State how many lines of the listing below include the word "ffffff". Give only the number.

(Extracted data entries)

>> START

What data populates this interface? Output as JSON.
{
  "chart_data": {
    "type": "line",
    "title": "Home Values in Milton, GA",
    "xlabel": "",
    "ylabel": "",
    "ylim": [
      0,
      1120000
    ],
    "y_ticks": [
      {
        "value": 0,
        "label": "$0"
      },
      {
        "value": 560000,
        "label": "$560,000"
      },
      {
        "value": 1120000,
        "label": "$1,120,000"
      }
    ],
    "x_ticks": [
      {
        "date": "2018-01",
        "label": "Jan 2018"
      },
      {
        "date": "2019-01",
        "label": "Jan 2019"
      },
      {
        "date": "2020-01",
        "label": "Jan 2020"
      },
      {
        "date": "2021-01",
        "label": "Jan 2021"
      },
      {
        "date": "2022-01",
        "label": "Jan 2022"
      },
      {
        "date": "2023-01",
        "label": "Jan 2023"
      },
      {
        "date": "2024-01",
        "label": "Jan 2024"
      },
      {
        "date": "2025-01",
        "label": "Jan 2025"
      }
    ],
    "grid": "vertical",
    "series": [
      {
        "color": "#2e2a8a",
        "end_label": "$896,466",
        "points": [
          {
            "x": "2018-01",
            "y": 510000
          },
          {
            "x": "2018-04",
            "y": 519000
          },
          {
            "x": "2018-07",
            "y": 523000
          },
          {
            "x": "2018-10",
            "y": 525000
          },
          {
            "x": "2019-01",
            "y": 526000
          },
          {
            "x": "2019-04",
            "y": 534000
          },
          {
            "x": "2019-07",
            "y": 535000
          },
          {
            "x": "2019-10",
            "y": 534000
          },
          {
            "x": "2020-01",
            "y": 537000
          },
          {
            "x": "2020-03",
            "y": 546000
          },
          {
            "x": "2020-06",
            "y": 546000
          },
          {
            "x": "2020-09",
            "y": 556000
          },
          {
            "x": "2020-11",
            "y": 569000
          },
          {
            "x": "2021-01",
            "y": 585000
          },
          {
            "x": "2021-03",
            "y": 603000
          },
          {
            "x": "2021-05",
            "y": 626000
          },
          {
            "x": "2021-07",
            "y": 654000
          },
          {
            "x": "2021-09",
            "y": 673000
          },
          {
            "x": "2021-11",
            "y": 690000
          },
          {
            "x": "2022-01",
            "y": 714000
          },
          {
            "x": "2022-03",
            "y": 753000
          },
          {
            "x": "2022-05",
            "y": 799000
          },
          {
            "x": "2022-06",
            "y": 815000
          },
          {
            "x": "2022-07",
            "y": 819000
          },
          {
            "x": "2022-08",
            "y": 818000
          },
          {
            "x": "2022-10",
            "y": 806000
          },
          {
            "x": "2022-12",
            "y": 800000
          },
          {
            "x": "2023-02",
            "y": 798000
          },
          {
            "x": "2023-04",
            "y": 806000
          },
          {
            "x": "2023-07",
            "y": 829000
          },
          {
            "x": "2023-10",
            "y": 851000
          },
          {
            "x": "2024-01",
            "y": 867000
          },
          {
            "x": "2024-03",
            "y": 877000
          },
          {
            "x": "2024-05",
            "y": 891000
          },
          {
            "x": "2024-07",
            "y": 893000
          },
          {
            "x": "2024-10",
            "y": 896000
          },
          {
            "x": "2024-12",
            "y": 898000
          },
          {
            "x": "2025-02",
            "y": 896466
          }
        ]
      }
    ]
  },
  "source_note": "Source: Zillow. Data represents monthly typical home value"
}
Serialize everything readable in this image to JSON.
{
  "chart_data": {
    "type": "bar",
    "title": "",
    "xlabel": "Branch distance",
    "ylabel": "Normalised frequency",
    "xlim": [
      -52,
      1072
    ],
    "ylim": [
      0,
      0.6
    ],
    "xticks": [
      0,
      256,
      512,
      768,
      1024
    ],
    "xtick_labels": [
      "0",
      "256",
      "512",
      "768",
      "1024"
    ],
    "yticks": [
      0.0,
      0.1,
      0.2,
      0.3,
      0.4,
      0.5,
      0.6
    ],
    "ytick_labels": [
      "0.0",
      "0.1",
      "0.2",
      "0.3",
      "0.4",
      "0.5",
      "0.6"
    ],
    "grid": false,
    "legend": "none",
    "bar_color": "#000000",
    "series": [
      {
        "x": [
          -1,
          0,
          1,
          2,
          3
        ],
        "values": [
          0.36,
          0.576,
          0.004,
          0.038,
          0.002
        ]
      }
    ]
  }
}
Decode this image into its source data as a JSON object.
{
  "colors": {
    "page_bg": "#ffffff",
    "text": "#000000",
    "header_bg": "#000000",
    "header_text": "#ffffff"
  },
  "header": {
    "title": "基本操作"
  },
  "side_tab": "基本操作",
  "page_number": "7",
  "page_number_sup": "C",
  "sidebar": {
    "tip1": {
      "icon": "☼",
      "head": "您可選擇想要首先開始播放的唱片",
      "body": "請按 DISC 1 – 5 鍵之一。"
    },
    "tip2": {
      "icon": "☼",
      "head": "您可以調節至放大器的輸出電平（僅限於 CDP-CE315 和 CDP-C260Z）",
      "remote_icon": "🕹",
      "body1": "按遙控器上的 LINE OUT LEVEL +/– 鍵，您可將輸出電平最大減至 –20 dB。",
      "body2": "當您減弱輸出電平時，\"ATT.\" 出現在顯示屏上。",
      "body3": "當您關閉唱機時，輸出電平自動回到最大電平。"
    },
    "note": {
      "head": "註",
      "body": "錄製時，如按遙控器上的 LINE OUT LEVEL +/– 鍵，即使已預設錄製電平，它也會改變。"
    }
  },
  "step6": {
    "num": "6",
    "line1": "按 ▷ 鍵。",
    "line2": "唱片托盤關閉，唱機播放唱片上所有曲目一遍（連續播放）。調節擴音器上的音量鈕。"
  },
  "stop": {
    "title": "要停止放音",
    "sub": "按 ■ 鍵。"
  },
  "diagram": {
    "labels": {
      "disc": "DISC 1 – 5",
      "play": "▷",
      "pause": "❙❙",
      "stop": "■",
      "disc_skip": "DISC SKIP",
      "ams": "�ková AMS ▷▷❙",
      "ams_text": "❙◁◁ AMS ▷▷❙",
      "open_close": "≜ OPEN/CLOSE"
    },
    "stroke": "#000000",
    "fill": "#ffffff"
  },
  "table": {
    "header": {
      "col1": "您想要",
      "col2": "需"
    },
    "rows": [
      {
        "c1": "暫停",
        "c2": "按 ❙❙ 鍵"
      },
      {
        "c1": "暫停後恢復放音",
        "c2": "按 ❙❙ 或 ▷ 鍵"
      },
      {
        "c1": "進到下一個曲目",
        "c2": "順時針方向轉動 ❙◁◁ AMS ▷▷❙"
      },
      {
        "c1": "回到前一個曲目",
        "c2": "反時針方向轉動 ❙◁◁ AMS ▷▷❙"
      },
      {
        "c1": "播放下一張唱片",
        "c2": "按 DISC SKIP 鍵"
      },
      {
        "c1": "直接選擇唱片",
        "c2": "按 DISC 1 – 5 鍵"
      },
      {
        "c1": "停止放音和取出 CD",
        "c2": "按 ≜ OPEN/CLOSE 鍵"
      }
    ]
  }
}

>> END

• **Exercise response**
3